> [Stated task]: Lines that include the word "experiment" are the ones to copy.

:: Information given ::

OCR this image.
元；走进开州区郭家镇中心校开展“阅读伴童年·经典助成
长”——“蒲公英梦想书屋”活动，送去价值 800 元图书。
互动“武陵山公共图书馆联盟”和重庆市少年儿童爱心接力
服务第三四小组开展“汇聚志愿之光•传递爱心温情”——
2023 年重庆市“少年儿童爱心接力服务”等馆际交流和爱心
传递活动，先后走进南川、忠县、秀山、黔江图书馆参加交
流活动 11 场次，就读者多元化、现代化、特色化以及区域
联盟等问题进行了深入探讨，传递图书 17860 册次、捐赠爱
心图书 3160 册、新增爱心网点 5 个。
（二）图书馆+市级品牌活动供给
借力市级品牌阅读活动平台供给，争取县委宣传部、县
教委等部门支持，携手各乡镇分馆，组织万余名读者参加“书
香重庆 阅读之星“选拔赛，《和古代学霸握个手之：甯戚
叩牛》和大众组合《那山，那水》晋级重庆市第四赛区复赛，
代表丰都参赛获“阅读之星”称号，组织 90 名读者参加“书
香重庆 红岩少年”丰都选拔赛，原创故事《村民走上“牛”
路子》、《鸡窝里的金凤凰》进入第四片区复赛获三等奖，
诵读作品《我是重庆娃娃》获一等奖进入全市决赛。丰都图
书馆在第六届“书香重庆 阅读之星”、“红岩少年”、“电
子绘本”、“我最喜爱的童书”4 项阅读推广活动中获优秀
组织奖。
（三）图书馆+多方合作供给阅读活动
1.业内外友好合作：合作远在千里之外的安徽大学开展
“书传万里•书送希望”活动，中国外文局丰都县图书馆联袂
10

:::
:: Information given ::

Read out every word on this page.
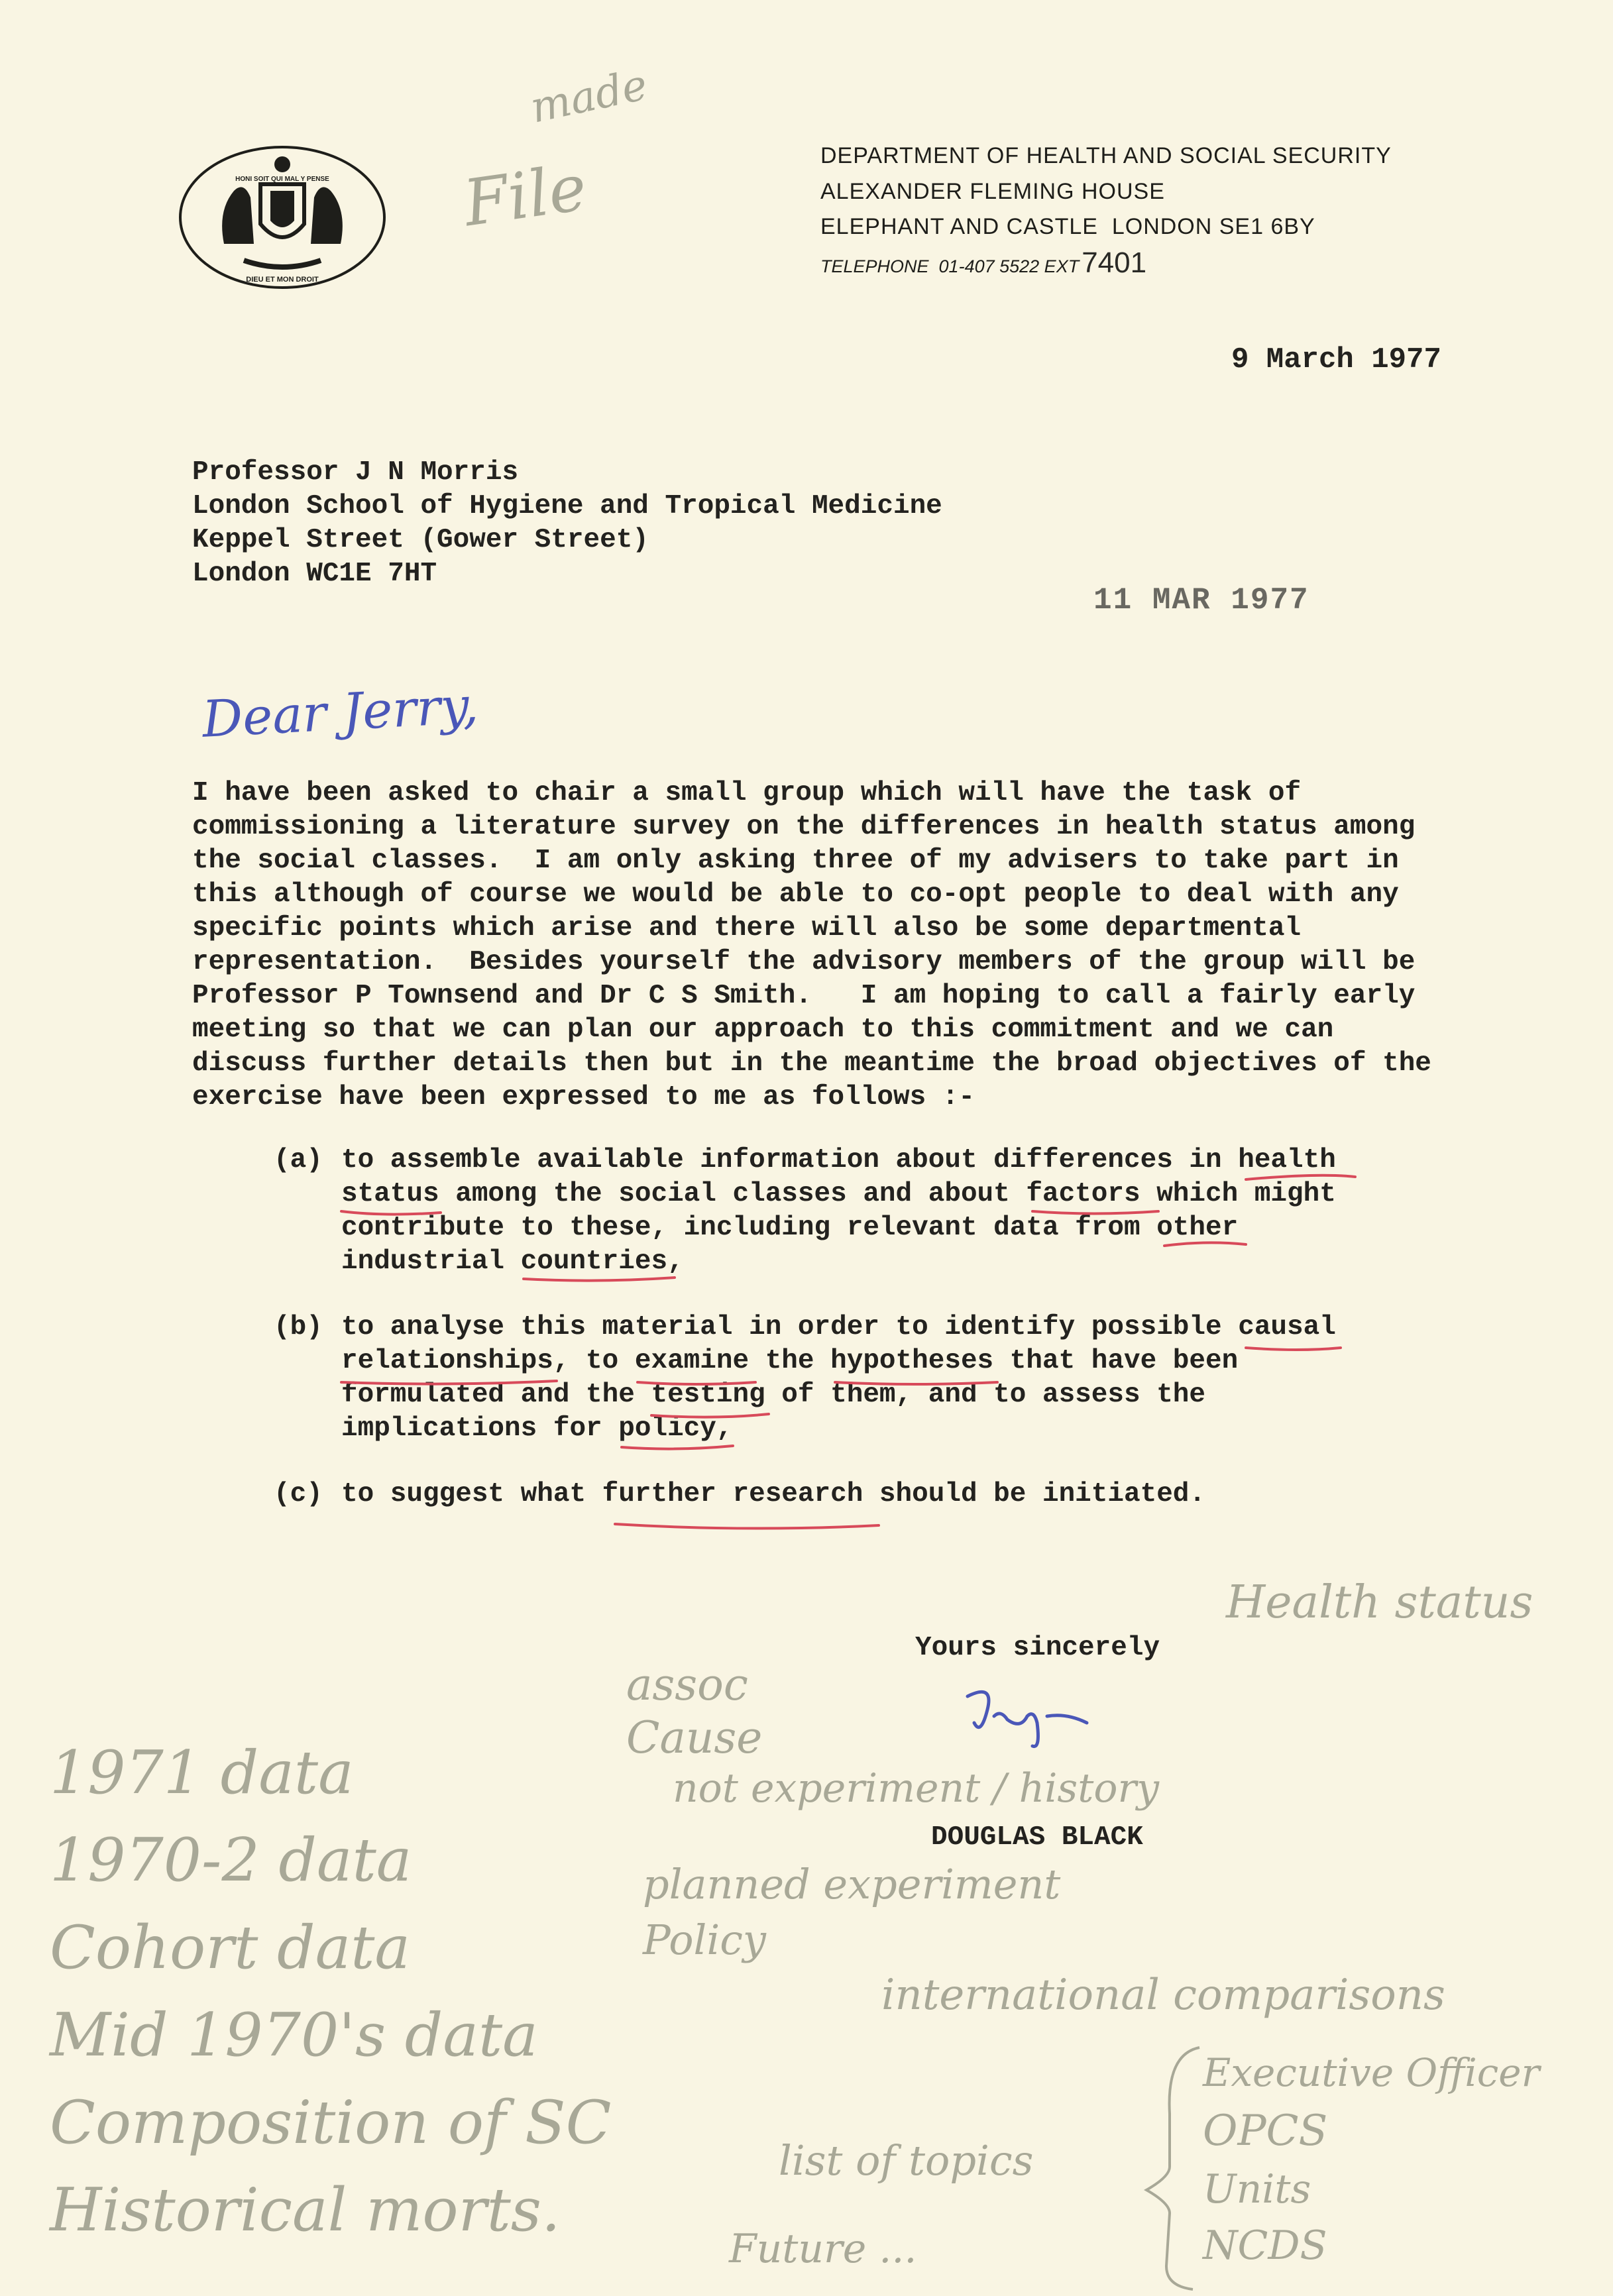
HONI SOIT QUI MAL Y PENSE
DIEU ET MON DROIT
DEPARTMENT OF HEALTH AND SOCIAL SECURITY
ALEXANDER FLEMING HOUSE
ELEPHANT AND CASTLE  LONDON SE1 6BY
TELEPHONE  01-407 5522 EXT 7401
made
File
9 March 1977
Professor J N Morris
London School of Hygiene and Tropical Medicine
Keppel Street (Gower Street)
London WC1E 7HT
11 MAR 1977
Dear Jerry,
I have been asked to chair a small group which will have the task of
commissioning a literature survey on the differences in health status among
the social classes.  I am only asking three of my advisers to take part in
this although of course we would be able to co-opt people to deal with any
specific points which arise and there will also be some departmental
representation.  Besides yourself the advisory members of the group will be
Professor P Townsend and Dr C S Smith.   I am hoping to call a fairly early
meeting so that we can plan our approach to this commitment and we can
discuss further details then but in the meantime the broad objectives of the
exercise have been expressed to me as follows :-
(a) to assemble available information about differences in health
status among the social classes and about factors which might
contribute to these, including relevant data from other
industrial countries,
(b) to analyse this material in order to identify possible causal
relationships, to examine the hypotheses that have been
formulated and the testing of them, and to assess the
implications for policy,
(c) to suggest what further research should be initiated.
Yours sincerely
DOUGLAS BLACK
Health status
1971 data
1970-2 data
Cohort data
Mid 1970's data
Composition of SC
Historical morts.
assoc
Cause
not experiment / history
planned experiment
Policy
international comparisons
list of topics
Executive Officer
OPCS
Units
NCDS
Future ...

:::
:: Information given ::

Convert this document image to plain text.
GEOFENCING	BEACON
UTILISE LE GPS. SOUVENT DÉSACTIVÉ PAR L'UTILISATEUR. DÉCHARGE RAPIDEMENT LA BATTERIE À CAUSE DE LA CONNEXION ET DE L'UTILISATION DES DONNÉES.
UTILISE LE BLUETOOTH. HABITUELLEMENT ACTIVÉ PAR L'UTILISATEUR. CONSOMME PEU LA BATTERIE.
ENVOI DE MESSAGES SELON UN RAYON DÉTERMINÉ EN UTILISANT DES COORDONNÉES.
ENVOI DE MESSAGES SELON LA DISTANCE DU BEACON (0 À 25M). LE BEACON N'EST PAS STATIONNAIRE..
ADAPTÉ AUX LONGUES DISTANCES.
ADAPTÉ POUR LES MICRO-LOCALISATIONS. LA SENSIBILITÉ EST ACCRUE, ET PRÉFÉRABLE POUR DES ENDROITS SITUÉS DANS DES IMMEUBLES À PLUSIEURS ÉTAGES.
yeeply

:::

> [Solution to the problem]:
not experiment / history
planned experiment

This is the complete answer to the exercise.